+++ DONNÉES À TRAITER
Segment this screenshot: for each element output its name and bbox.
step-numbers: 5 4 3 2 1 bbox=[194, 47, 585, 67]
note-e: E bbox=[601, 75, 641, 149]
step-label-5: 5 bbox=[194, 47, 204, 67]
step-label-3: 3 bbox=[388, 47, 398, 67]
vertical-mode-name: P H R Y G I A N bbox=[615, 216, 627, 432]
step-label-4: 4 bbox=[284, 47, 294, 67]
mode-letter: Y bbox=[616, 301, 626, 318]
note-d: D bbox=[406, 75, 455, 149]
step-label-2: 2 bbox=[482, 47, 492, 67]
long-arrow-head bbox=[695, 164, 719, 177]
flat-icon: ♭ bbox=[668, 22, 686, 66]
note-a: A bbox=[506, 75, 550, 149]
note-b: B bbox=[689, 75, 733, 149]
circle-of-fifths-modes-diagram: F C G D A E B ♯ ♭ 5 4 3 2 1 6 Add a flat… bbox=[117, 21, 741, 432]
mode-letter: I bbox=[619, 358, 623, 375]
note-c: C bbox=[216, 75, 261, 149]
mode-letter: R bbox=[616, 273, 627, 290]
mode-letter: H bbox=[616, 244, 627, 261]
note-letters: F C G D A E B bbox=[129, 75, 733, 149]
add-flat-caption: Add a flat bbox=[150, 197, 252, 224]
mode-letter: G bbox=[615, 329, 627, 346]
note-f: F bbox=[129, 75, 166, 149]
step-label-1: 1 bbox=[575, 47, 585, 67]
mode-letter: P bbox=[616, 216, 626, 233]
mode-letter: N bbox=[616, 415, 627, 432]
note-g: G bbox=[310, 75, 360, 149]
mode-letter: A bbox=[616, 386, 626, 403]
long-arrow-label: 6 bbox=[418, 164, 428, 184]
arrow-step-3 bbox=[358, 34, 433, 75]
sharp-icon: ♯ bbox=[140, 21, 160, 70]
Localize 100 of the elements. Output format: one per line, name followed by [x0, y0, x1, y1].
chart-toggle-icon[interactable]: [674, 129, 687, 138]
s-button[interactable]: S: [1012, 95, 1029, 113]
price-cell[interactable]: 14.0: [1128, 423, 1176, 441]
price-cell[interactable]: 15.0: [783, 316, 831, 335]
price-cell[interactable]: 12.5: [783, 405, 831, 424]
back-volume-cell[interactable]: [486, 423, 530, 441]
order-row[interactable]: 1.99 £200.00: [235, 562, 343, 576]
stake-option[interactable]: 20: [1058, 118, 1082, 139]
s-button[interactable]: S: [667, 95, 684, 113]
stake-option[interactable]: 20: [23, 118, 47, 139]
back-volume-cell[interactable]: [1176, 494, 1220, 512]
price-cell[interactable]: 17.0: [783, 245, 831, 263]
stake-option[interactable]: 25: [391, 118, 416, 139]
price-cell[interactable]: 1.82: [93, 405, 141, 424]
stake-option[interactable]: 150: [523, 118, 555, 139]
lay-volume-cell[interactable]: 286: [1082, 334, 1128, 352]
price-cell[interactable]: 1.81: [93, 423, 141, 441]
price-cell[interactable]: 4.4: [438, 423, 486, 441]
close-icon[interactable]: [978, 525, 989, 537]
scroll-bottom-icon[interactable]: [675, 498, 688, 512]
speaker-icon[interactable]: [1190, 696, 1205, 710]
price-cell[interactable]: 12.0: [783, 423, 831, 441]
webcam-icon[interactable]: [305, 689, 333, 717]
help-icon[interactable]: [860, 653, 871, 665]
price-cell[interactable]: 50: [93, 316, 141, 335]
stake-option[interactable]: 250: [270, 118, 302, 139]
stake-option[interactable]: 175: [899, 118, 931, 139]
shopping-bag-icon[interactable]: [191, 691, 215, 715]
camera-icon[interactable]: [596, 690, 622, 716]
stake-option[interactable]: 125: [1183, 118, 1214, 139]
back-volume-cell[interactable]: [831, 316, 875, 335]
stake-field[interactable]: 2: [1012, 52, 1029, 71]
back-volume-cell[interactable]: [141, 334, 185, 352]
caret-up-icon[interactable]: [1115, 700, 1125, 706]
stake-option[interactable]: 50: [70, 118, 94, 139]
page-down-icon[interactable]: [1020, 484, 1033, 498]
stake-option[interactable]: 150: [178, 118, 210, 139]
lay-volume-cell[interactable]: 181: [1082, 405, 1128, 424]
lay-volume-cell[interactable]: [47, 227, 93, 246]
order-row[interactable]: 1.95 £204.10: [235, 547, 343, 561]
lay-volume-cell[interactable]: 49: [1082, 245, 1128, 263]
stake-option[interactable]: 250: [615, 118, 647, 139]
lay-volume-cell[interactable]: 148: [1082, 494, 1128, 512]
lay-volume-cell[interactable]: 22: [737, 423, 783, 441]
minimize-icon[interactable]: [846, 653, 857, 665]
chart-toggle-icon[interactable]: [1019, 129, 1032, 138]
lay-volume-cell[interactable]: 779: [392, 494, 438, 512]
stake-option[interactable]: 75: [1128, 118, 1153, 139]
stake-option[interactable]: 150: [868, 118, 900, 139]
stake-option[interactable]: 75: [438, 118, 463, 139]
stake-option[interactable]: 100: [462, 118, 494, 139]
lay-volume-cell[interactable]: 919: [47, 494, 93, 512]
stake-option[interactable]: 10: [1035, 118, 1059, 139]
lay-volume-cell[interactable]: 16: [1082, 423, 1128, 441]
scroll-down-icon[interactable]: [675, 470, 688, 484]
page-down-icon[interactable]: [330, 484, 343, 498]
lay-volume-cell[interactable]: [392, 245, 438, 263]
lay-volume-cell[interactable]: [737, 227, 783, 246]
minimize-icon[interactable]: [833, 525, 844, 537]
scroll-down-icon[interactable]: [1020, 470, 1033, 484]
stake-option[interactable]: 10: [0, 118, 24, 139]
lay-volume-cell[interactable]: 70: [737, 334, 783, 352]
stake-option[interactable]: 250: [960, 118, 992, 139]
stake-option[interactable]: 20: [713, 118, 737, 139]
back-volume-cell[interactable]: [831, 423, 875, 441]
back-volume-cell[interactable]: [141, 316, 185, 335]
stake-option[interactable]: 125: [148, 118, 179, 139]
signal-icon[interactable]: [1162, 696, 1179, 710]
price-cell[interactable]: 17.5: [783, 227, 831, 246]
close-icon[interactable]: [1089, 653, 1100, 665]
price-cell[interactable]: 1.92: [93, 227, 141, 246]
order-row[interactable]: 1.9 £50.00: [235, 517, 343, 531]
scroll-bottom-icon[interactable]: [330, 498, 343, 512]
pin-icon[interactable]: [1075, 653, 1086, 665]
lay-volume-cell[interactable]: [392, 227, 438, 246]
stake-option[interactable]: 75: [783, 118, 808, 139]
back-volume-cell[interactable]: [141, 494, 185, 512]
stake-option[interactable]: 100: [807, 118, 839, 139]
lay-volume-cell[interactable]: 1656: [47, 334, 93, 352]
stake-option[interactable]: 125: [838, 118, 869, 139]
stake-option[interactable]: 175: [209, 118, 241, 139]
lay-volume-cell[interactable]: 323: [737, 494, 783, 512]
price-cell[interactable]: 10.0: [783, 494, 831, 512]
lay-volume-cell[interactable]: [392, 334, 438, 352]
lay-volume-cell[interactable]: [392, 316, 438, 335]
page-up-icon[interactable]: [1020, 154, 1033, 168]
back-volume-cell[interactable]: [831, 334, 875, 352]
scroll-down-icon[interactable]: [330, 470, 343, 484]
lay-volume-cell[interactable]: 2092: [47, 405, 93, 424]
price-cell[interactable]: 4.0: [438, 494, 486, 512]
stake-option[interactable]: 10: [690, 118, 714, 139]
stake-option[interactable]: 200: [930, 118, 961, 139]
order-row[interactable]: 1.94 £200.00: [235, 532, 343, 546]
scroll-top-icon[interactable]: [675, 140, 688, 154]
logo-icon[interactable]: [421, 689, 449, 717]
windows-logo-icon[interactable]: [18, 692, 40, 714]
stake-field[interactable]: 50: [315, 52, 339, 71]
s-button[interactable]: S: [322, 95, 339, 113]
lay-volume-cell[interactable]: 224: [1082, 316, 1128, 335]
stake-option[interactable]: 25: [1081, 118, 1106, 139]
++++++
• [ÉNONCÉ DE L'EXERCICE] Recopiez sans la moindre modification tout le matériau, depuis son début jusqu'à la ligne contenant « stake-option[interactable]: 20: [1058, 118, 1082, 139] », cette dernière comprise.

• [SOLUTION DU PROBLÈME]
Segment this screenshot: for each element output its name and bbox.
step-numbers: 5 4 3 2 1 bbox=[194, 47, 585, 67]
note-e: E bbox=[601, 75, 641, 149]
step-label-5: 5 bbox=[194, 47, 204, 67]
step-label-3: 3 bbox=[388, 47, 398, 67]
vertical-mode-name: P H R Y G I A N bbox=[615, 216, 627, 432]
step-label-4: 4 bbox=[284, 47, 294, 67]
mode-letter: Y bbox=[616, 301, 626, 318]
note-d: D bbox=[406, 75, 455, 149]
step-label-2: 2 bbox=[482, 47, 492, 67]
long-arrow-head bbox=[695, 164, 719, 177]
flat-icon: ♭ bbox=[668, 22, 686, 66]
note-a: A bbox=[506, 75, 550, 149]
note-b: B bbox=[689, 75, 733, 149]
circle-of-fifths-modes-diagram: F C G D A E B ♯ ♭ 5 4 3 2 1 6 Add a flat… bbox=[117, 21, 741, 432]
mode-letter: I bbox=[619, 358, 623, 375]
note-c: C bbox=[216, 75, 261, 149]
mode-letter: R bbox=[616, 273, 627, 290]
mode-letter: H bbox=[616, 244, 627, 261]
note-letters: F C G D A E B bbox=[129, 75, 733, 149]
add-flat-caption: Add a flat bbox=[150, 197, 252, 224]
mode-letter: G bbox=[615, 329, 627, 346]
note-f: F bbox=[129, 75, 166, 149]
step-label-1: 1 bbox=[575, 47, 585, 67]
mode-letter: P bbox=[616, 216, 626, 233]
mode-letter: N bbox=[616, 415, 627, 432]
note-g: G bbox=[310, 75, 360, 149]
mode-letter: A bbox=[616, 386, 626, 403]
long-arrow-label: 6 bbox=[418, 164, 428, 184]
arrow-step-3 bbox=[358, 34, 433, 75]
sharp-icon: ♯ bbox=[140, 21, 160, 70]
Localize 100 of the elements. Output format: one per line, name followed by [x0, y0, x1, y1].
chart-toggle-icon[interactable]: [674, 129, 687, 138]
s-button[interactable]: S: [1012, 95, 1029, 113]
price-cell[interactable]: 14.0: [1128, 423, 1176, 441]
price-cell[interactable]: 15.0: [783, 316, 831, 335]
price-cell[interactable]: 12.5: [783, 405, 831, 424]
back-volume-cell[interactable]: [486, 423, 530, 441]
order-row[interactable]: 1.99 £200.00: [235, 562, 343, 576]
stake-option[interactable]: 20: [1058, 118, 1082, 139]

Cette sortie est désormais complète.